**STATED PROBLEM**
Take every line from the listing below that includes "SARUP" and copy it.

───── DATA EXTRACT ─────

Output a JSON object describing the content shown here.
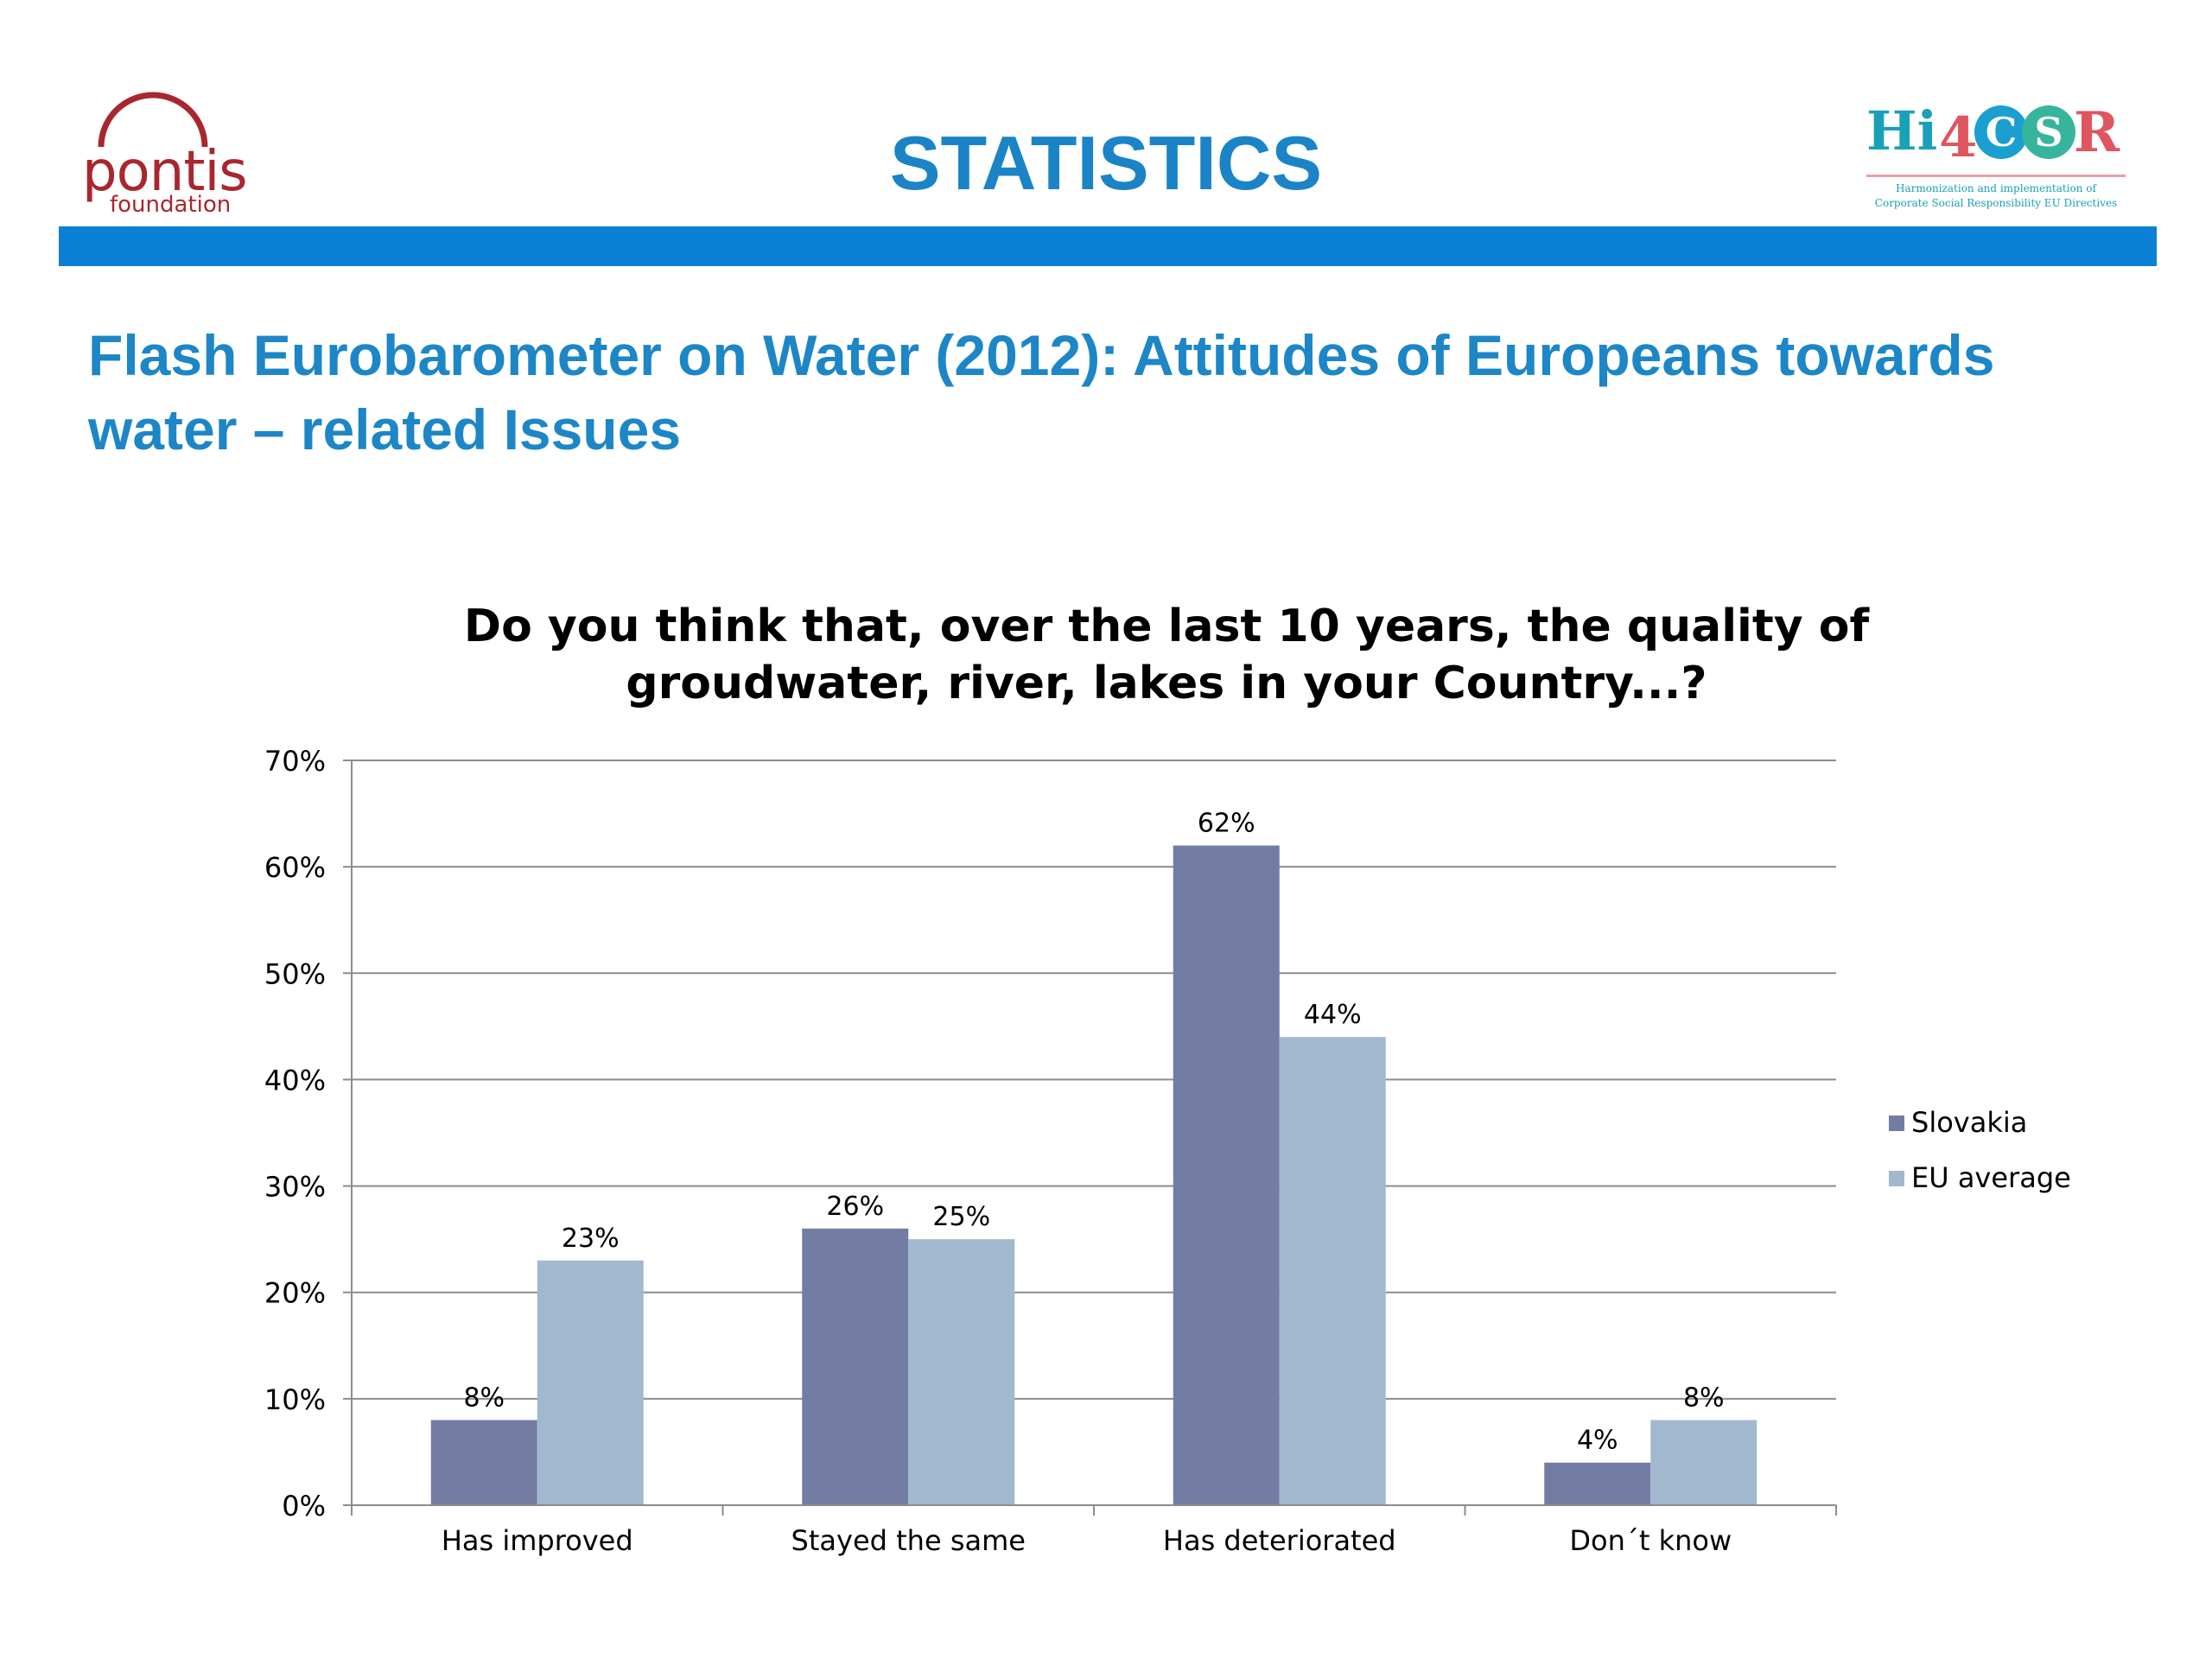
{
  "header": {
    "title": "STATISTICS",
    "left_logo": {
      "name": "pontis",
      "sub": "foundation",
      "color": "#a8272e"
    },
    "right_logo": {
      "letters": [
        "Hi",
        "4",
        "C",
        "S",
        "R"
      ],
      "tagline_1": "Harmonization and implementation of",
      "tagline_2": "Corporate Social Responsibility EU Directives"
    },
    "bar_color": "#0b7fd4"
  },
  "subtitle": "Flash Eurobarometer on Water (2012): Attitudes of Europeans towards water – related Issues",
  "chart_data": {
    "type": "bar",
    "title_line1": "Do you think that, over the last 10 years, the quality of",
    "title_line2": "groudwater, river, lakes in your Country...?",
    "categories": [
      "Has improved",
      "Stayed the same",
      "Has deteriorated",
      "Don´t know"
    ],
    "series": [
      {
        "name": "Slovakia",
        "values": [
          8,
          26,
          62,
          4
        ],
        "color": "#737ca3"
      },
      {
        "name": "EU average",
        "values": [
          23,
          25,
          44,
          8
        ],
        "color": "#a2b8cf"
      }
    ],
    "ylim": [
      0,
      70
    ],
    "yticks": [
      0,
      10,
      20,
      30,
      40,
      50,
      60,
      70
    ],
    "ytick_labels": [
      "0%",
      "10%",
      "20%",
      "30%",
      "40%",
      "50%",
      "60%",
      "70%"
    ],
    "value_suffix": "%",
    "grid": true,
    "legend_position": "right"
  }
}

─────
───── DATA EXTRACT ─────

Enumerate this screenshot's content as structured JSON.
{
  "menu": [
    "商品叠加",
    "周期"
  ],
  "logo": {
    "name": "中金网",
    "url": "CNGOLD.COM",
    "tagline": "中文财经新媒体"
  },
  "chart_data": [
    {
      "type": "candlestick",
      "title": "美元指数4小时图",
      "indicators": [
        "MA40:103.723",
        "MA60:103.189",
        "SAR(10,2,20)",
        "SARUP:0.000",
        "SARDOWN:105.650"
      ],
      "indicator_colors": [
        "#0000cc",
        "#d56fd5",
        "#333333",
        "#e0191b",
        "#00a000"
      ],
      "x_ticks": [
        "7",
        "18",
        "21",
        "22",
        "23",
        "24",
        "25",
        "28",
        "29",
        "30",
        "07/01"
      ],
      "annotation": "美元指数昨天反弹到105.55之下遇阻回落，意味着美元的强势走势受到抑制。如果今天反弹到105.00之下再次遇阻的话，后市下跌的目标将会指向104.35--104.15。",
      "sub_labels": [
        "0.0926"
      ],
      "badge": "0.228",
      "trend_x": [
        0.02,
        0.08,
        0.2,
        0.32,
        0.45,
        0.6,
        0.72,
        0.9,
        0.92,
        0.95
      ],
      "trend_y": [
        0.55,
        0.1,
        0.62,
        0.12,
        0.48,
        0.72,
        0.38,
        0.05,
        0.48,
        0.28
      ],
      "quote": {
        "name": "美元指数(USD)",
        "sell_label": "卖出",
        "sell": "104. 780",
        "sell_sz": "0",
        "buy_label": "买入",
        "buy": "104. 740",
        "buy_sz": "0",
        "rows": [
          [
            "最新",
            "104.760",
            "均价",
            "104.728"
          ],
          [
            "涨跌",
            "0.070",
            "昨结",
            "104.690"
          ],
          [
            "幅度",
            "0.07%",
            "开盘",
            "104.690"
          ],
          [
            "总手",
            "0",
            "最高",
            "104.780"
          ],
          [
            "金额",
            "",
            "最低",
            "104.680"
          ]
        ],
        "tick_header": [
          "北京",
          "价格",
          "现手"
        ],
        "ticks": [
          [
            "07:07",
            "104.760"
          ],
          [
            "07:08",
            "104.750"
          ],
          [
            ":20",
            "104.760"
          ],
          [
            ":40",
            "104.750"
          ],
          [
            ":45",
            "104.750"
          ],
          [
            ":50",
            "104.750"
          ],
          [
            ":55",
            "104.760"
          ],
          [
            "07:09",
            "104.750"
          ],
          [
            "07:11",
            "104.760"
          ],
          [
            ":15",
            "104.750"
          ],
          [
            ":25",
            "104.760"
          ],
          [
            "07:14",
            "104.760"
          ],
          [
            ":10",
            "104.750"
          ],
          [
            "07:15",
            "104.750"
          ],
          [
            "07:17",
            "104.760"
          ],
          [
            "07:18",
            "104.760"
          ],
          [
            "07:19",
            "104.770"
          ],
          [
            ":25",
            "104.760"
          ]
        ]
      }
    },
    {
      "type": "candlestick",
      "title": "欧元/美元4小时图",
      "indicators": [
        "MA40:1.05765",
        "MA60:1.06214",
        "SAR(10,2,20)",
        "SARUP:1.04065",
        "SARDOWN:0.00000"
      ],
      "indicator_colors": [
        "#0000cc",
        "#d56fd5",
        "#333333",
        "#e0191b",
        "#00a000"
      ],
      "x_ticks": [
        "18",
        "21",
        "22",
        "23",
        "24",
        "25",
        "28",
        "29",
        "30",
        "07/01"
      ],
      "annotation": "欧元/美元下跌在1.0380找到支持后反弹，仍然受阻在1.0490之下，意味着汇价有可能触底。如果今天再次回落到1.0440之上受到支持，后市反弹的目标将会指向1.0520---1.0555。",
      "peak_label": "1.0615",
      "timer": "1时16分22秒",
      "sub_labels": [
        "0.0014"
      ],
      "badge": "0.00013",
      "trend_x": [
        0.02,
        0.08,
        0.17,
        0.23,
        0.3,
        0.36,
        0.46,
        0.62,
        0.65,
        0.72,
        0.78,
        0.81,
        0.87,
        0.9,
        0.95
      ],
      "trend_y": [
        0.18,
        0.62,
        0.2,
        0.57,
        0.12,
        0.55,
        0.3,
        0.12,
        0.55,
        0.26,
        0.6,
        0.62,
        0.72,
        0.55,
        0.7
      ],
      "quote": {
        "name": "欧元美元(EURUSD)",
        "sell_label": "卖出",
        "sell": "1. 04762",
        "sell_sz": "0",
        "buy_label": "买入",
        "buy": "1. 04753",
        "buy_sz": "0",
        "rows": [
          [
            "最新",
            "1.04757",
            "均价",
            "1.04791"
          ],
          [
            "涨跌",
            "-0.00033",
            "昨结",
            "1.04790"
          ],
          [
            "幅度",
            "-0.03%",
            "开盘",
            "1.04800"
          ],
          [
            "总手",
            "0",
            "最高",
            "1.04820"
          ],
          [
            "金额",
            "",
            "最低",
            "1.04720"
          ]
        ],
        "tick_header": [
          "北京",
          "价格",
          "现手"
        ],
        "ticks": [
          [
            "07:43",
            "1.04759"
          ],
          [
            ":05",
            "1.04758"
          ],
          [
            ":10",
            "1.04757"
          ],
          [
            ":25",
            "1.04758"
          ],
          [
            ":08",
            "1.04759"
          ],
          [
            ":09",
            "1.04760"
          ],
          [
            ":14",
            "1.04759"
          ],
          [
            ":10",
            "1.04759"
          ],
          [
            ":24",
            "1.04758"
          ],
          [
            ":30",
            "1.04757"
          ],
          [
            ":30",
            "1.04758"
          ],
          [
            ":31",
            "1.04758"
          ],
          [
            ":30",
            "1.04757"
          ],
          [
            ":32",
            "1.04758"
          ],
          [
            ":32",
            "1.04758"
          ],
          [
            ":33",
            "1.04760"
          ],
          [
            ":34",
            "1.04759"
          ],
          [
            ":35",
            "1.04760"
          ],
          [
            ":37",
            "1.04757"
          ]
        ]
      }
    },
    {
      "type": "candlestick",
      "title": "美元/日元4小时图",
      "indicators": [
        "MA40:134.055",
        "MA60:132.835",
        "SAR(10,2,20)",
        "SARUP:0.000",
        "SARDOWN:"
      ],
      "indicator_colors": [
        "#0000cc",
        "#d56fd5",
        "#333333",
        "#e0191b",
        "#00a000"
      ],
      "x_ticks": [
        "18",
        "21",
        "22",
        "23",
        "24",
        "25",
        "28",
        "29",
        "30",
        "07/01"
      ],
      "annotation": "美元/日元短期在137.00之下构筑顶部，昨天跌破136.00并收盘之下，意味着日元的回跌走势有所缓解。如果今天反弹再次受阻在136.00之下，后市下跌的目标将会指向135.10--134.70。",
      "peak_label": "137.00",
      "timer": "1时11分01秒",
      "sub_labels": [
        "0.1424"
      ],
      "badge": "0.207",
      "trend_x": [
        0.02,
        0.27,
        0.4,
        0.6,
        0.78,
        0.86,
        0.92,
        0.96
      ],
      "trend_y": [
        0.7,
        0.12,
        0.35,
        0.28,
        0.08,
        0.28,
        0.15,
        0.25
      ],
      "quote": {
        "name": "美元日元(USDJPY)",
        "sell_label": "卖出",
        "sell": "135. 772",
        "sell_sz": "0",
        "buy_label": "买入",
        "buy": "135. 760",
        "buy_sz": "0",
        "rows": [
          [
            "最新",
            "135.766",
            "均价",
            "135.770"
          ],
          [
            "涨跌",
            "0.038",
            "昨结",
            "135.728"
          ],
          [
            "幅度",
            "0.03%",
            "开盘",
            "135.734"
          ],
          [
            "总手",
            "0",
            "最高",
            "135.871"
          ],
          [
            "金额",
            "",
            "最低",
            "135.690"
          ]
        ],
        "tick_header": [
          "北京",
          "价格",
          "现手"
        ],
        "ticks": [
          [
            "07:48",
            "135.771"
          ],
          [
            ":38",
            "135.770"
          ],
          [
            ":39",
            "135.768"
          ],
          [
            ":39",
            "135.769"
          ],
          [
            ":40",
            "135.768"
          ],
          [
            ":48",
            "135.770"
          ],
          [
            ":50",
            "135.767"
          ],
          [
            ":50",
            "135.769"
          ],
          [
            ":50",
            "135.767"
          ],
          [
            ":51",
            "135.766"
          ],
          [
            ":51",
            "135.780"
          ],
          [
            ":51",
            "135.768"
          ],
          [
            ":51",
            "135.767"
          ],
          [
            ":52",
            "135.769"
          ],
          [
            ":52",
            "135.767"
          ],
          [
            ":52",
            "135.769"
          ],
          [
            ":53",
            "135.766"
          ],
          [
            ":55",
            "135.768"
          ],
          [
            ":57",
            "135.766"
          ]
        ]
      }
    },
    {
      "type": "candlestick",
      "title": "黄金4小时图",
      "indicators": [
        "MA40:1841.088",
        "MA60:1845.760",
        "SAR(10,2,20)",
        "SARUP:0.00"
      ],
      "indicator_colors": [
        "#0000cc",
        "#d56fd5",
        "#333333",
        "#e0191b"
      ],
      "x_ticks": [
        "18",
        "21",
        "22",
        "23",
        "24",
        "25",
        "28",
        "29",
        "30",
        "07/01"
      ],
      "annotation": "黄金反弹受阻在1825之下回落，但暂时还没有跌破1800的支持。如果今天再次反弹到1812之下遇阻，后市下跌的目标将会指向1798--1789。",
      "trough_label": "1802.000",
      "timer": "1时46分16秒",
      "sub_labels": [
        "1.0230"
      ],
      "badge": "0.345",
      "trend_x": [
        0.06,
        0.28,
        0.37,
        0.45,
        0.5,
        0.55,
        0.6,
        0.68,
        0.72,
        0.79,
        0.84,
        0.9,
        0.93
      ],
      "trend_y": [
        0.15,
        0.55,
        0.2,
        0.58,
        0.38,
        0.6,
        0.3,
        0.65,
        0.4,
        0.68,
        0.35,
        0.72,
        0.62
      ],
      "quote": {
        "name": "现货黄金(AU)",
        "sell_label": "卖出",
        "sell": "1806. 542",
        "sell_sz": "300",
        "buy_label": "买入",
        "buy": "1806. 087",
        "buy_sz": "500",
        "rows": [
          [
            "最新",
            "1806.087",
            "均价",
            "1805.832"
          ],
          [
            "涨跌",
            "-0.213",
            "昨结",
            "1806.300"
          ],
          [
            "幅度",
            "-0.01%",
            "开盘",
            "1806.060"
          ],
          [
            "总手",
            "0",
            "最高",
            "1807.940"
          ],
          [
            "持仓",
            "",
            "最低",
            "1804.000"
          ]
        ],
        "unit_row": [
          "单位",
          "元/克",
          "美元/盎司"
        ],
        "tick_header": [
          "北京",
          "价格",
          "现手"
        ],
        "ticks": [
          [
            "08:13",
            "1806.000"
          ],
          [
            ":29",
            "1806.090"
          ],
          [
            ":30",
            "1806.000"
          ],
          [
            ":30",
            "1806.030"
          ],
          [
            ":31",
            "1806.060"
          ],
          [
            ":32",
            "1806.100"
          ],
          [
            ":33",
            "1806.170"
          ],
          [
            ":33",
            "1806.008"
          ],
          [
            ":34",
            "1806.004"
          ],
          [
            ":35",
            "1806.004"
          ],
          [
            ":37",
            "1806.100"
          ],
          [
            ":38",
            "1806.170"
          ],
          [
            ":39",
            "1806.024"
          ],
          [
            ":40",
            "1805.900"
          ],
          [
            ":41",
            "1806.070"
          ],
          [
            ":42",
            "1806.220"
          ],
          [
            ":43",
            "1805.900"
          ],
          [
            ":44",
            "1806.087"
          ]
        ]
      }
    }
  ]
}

─────

**RESULT**
        "SARUP:0.000",
        "SARUP:1.04065",
        "SARUP:0.000",
        "SARUP:0.00"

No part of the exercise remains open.